§ **The request**
Answer with one number only: the number of lines that contain "業務内容".

# START OF Data provided

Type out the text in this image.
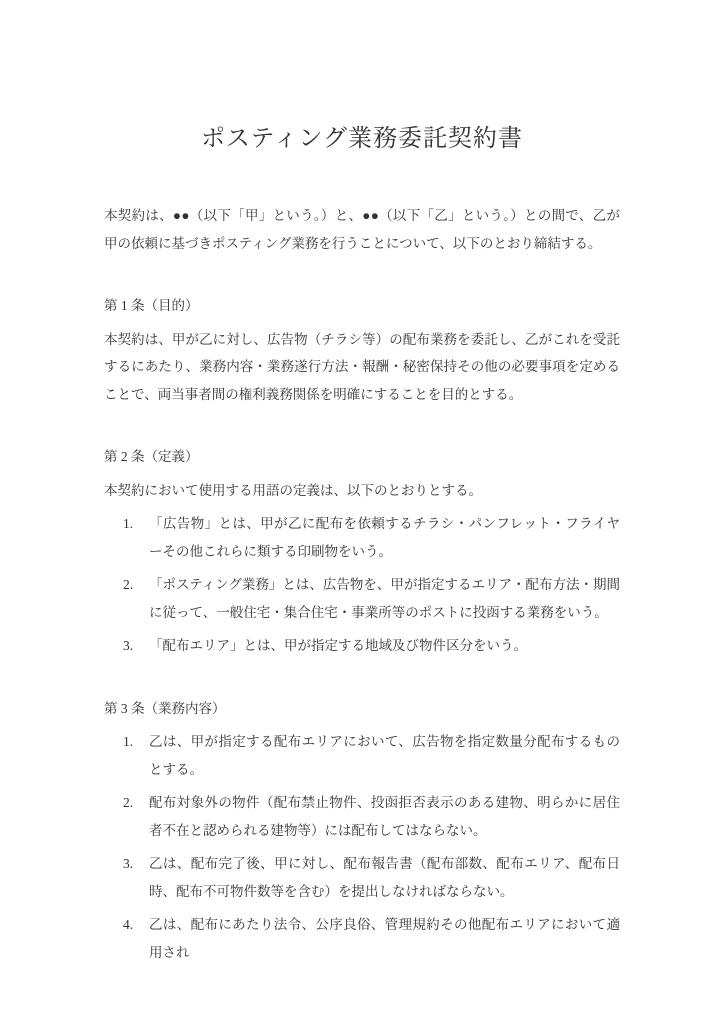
ポスティング業務委託契約書

本契約は、●●（以下「甲」という。）と、●●（以下「乙」という。）との間で、乙が甲の依頼に基づきポスティング業務を行うことについて、以下のとおり締結する。

第 1 条（目的）

本契約は、甲が乙に対し、広告物（チラシ等）の配布業務を委託し、乙がこれを受託するにあたり、業務内容・業務遂行方法・報酬・秘密保持その他の必要事項を定めることで、両当事者間の権利義務関係を明確にすることを目的とする。

第 2 条（定義）

本契約において使用する用語の定義は、以下のとおりとする。

1. 「広告物」とは、甲が乙に配布を依頼するチラシ・パンフレット・フライヤーその他これらに類する印刷物をいう。
2. 「ポスティング業務」とは、広告物を、甲が指定するエリア・配布方法・期間に従って、一般住宅・集合住宅・事業所等のポストに投函する業務をいう。
3. 「配布エリア」とは、甲が指定する地域及び物件区分をいう。

第 3 条（業務内容）

1. 乙は、甲が指定する配布エリアにおいて、広告物を指定数量分配布するものとする。
2. 配布対象外の物件（配布禁止物件、投函拒否表示のある建物、明らかに居住者不在と認められる建物等）には配布してはならない。
3. 乙は、配布完了後、甲に対し、配布報告書（配布部数、配布エリア、配布日時、配布不可物件数等を含む）を提出しなければならない。
4. 乙は、配布にあたり法令、公序良俗、管理規約その他配布エリアにおいて適用され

# END OF Data provided

§ **The reply**
2